start Information given

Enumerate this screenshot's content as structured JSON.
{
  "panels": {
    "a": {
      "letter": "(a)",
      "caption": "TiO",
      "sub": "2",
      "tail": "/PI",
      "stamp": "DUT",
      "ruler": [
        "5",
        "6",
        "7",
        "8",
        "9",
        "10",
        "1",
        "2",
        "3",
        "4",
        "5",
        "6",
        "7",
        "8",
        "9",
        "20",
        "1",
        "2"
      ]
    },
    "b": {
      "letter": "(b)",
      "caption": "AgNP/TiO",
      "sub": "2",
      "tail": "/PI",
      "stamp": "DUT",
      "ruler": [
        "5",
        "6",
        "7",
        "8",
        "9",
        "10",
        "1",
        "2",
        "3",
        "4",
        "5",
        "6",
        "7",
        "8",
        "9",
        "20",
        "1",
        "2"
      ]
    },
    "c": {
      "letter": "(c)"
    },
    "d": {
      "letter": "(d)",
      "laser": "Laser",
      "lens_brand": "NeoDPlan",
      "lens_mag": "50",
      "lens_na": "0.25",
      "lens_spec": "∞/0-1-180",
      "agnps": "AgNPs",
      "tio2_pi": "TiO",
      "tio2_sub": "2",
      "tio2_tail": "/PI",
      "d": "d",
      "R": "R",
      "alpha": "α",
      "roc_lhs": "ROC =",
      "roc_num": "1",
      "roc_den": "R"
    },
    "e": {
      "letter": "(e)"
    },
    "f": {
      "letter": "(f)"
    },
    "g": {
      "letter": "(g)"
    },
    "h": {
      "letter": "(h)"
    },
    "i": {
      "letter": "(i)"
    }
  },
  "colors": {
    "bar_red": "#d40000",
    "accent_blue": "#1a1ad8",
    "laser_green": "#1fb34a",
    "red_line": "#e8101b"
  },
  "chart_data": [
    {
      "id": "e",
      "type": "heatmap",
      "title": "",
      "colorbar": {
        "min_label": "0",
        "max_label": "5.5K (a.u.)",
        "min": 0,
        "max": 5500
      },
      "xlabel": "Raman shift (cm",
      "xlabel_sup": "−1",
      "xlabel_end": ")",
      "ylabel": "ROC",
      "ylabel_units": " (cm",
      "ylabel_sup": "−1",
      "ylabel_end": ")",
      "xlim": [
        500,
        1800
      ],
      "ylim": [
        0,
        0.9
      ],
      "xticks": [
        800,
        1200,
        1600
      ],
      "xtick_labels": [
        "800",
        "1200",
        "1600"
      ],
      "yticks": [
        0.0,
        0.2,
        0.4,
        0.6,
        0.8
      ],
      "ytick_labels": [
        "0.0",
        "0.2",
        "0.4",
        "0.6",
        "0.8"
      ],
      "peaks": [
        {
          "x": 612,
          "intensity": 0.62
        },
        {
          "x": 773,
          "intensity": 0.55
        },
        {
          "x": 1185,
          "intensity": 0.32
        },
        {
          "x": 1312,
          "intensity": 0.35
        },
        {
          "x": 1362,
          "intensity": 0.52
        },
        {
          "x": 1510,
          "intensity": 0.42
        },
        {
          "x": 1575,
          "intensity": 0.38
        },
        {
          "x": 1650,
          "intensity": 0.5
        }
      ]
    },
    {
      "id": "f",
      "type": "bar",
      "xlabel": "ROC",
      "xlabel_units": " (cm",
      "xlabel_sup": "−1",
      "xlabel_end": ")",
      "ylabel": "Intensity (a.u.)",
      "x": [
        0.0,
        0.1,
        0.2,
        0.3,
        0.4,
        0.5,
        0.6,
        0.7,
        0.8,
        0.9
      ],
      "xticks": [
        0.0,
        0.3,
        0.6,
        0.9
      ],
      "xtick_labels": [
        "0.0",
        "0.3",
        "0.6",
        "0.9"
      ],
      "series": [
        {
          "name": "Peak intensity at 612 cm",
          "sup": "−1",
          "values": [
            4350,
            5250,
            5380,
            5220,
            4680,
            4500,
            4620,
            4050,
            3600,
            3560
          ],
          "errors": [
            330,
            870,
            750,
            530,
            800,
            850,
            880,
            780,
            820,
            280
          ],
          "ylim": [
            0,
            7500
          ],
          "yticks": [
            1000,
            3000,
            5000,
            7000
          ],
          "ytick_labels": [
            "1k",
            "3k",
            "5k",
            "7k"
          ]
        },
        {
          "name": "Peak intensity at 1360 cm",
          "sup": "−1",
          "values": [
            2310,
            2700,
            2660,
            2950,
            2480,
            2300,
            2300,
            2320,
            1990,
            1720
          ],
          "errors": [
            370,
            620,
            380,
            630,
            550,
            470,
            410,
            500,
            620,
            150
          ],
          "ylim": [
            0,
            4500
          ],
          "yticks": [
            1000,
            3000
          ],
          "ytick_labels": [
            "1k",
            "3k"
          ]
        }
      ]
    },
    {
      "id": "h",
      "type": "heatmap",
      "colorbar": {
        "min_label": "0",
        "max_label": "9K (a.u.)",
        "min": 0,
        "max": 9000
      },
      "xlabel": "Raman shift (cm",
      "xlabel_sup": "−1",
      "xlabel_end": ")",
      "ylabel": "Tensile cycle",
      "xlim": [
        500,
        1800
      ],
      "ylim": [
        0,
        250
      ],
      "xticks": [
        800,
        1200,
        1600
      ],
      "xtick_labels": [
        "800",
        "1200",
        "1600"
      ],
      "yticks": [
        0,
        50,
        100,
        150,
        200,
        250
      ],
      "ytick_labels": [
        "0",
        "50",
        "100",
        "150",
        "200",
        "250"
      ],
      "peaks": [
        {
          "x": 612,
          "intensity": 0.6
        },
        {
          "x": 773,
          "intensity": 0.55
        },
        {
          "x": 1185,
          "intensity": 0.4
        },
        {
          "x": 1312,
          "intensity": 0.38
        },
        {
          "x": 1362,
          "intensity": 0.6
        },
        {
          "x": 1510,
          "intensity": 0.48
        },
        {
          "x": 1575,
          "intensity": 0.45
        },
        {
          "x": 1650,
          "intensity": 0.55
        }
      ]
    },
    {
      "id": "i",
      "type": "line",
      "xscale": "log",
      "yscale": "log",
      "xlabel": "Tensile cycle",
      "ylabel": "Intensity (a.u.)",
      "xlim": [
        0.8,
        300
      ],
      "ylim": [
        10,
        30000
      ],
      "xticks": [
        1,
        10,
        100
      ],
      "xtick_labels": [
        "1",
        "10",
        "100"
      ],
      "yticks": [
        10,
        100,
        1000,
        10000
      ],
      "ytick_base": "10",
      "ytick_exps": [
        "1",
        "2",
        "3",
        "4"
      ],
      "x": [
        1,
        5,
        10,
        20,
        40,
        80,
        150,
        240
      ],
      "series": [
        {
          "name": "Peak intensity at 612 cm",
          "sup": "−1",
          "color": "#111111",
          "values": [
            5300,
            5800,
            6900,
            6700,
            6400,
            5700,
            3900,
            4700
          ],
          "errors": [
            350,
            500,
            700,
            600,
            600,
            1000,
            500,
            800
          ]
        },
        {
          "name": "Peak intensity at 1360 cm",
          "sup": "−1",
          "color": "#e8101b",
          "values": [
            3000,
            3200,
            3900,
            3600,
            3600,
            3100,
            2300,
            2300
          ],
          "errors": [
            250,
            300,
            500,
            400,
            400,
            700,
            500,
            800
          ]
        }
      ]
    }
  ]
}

end Information given

Reproduce the material exactly, with every line intact.

Enumerate this screenshot's content as structured JSON.
{
  "panels": {
    "a": {
      "letter": "(a)",
      "caption": "TiO",
      "sub": "2",
      "tail": "/PI",
      "stamp": "DUT",
      "ruler": [
        "5",
        "6",
        "7",
        "8",
        "9",
        "10",
        "1",
        "2",
        "3",
        "4",
        "5",
        "6",
        "7",
        "8",
        "9",
        "20",
        "1",
        "2"
      ]
    },
    "b": {
      "letter": "(b)",
      "caption": "AgNP/TiO",
      "sub": "2",
      "tail": "/PI",
      "stamp": "DUT",
      "ruler": [
        "5",
        "6",
        "7",
        "8",
        "9",
        "10",
        "1",
        "2",
        "3",
        "4",
        "5",
        "6",
        "7",
        "8",
        "9",
        "20",
        "1",
        "2"
      ]
    },
    "c": {
      "letter": "(c)"
    },
    "d": {
      "letter": "(d)",
      "laser": "Laser",
      "lens_brand": "NeoDPlan",
      "lens_mag": "50",
      "lens_na": "0.25",
      "lens_spec": "∞/0-1-180",
      "agnps": "AgNPs",
      "tio2_pi": "TiO",
      "tio2_sub": "2",
      "tio2_tail": "/PI",
      "d": "d",
      "R": "R",
      "alpha": "α",
      "roc_lhs": "ROC =",
      "roc_num": "1",
      "roc_den": "R"
    },
    "e": {
      "letter": "(e)"
    },
    "f": {
      "letter": "(f)"
    },
    "g": {
      "letter": "(g)"
    },
    "h": {
      "letter": "(h)"
    },
    "i": {
      "letter": "(i)"
    }
  },
  "colors": {
    "bar_red": "#d40000",
    "accent_blue": "#1a1ad8",
    "laser_green": "#1fb34a",
    "red_line": "#e8101b"
  },
  "chart_data": [
    {
      "id": "e",
      "type": "heatmap",
      "title": "",
      "colorbar": {
        "min_label": "0",
        "max_label": "5.5K (a.u.)",
        "min": 0,
        "max": 5500
      },
      "xlabel": "Raman shift (cm",
      "xlabel_sup": "−1",
      "xlabel_end": ")",
      "ylabel": "ROC",
      "ylabel_units": " (cm",
      "ylabel_sup": "−1",
      "ylabel_end": ")",
      "xlim": [
        500,
        1800
      ],
      "ylim": [
        0,
        0.9
      ],
      "xticks": [
        800,
        1200,
        1600
      ],
      "xtick_labels": [
        "800",
        "1200",
        "1600"
      ],
      "yticks": [
        0.0,
        0.2,
        0.4,
        0.6,
        0.8
      ],
      "ytick_labels": [
        "0.0",
        "0.2",
        "0.4",
        "0.6",
        "0.8"
      ],
      "peaks": [
        {
          "x": 612,
          "intensity": 0.62
        },
        {
          "x": 773,
          "intensity": 0.55
        },
        {
          "x": 1185,
          "intensity": 0.32
        },
        {
          "x": 1312,
          "intensity": 0.35
        },
        {
          "x": 1362,
          "intensity": 0.52
        },
        {
          "x": 1510,
          "intensity": 0.42
        },
        {
          "x": 1575,
          "intensity": 0.38
        },
        {
          "x": 1650,
          "intensity": 0.5
        }
      ]
    },
    {
      "id": "f",
      "type": "bar",
      "xlabel": "ROC",
      "xlabel_units": " (cm",
      "xlabel_sup": "−1",
      "xlabel_end": ")",
      "ylabel": "Intensity (a.u.)",
      "x": [
        0.0,
        0.1,
        0.2,
        0.3,
        0.4,
        0.5,
        0.6,
        0.7,
        0.8,
        0.9
      ],
      "xticks": [
        0.0,
        0.3,
        0.6,
        0.9
      ],
      "xtick_labels": [
        "0.0",
        "0.3",
        "0.6",
        "0.9"
      ],
      "series": [
        {
          "name": "Peak intensity at 612 cm",
          "sup": "−1",
          "values": [
            4350,
            5250,
            5380,
            5220,
            4680,
            4500,
            4620,
            4050,
            3600,
            3560
          ],
          "errors": [
            330,
            870,
            750,
            530,
            800,
            850,
            880,
            780,
            820,
            280
          ],
          "ylim": [
            0,
            7500
          ],
          "yticks": [
            1000,
            3000,
            5000,
            7000
          ],
          "ytick_labels": [
            "1k",
            "3k",
            "5k",
            "7k"
          ]
        },
        {
          "name": "Peak intensity at 1360 cm",
          "sup": "−1",
          "values": [
            2310,
            2700,
            2660,
            2950,
            2480,
            2300,
            2300,
            2320,
            1990,
            1720
          ],
          "errors": [
            370,
            620,
            380,
            630,
            550,
            470,
            410,
            500,
            620,
            150
          ],
          "ylim": [
            0,
            4500
          ],
          "yticks": [
            1000,
            3000
          ],
          "ytick_labels": [
            "1k",
            "3k"
          ]
        }
      ]
    },
    {
      "id": "h",
      "type": "heatmap",
      "colorbar": {
        "min_label": "0",
        "max_label": "9K (a.u.)",
        "min": 0,
        "max": 9000
      },
      "xlabel": "Raman shift (cm",
      "xlabel_sup": "−1",
      "xlabel_end": ")",
      "ylabel": "Tensile cycle",
      "xlim": [
        500,
        1800
      ],
      "ylim": [
        0,
        250
      ],
      "xticks": [
        800,
        1200,
        1600
      ],
      "xtick_labels": [
        "800",
        "1200",
        "1600"
      ],
      "yticks": [
        0,
        50,
        100,
        150,
        200,
        250
      ],
      "ytick_labels": [
        "0",
        "50",
        "100",
        "150",
        "200",
        "250"
      ],
      "peaks": [
        {
          "x": 612,
          "intensity": 0.6
        },
        {
          "x": 773,
          "intensity": 0.55
        },
        {
          "x": 1185,
          "intensity": 0.4
        },
        {
          "x": 1312,
          "intensity": 0.38
        },
        {
          "x": 1362,
          "intensity": 0.6
        },
        {
          "x": 1510,
          "intensity": 0.48
        },
        {
          "x": 1575,
          "intensity": 0.45
        },
        {
          "x": 1650,
          "intensity": 0.55
        }
      ]
    },
    {
      "id": "i",
      "type": "line",
      "xscale": "log",
      "yscale": "log",
      "xlabel": "Tensile cycle",
      "ylabel": "Intensity (a.u.)",
      "xlim": [
        0.8,
        300
      ],
      "ylim": [
        10,
        30000
      ],
      "xticks": [
        1,
        10,
        100
      ],
      "xtick_labels": [
        "1",
        "10",
        "100"
      ],
      "yticks": [
        10,
        100,
        1000,
        10000
      ],
      "ytick_base": "10",
      "ytick_exps": [
        "1",
        "2",
        "3",
        "4"
      ],
      "x": [
        1,
        5,
        10,
        20,
        40,
        80,
        150,
        240
      ],
      "series": [
        {
          "name": "Peak intensity at 612 cm",
          "sup": "−1",
          "color": "#111111",
          "values": [
            5300,
            5800,
            6900,
            6700,
            6400,
            5700,
            3900,
            4700
          ],
          "errors": [
            350,
            500,
            700,
            600,
            600,
            1000,
            500,
            800
          ]
        },
        {
          "name": "Peak intensity at 1360 cm",
          "sup": "−1",
          "color": "#e8101b",
          "values": [
            3000,
            3200,
            3900,
            3600,
            3600,
            3100,
            2300,
            2300
          ],
          "errors": [
            250,
            300,
            500,
            400,
            400,
            700,
            500,
            800
          ]
        }
      ]
    }
  ]
}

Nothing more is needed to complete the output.